EXERCISE DESCRIPTION: Keep only those lines of the records that include the string "shopping".
⁂
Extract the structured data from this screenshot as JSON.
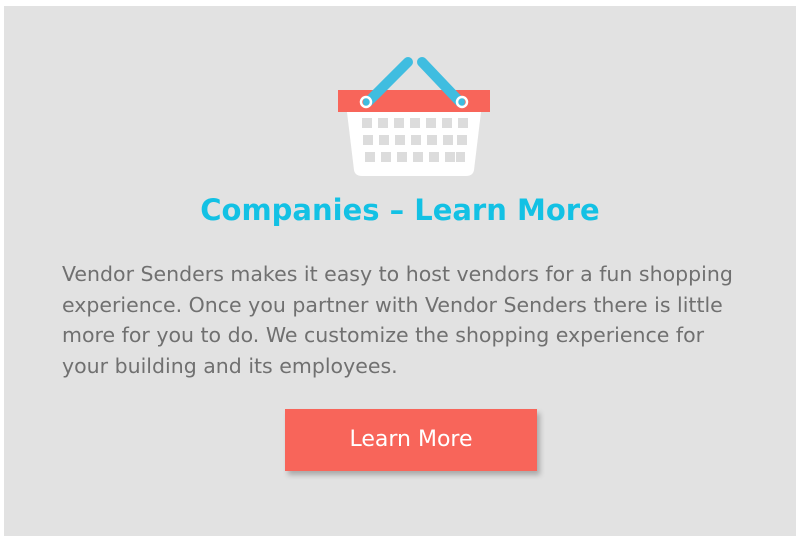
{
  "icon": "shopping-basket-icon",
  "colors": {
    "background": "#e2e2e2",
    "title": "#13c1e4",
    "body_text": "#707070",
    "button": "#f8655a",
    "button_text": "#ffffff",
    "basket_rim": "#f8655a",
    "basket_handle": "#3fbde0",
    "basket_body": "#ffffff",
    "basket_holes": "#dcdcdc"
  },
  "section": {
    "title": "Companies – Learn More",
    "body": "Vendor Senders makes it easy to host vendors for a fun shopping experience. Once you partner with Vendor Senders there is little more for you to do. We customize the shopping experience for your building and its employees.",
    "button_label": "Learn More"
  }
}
⁂
TASK RESULT:
  "icon": "shopping-basket-icon",
    "body": "Vendor Senders makes it easy to host vendors for a fun shopping experience. Once you partner with Vendor Senders there is little more for you to do. We customize the shopping experience for your building and its employees.",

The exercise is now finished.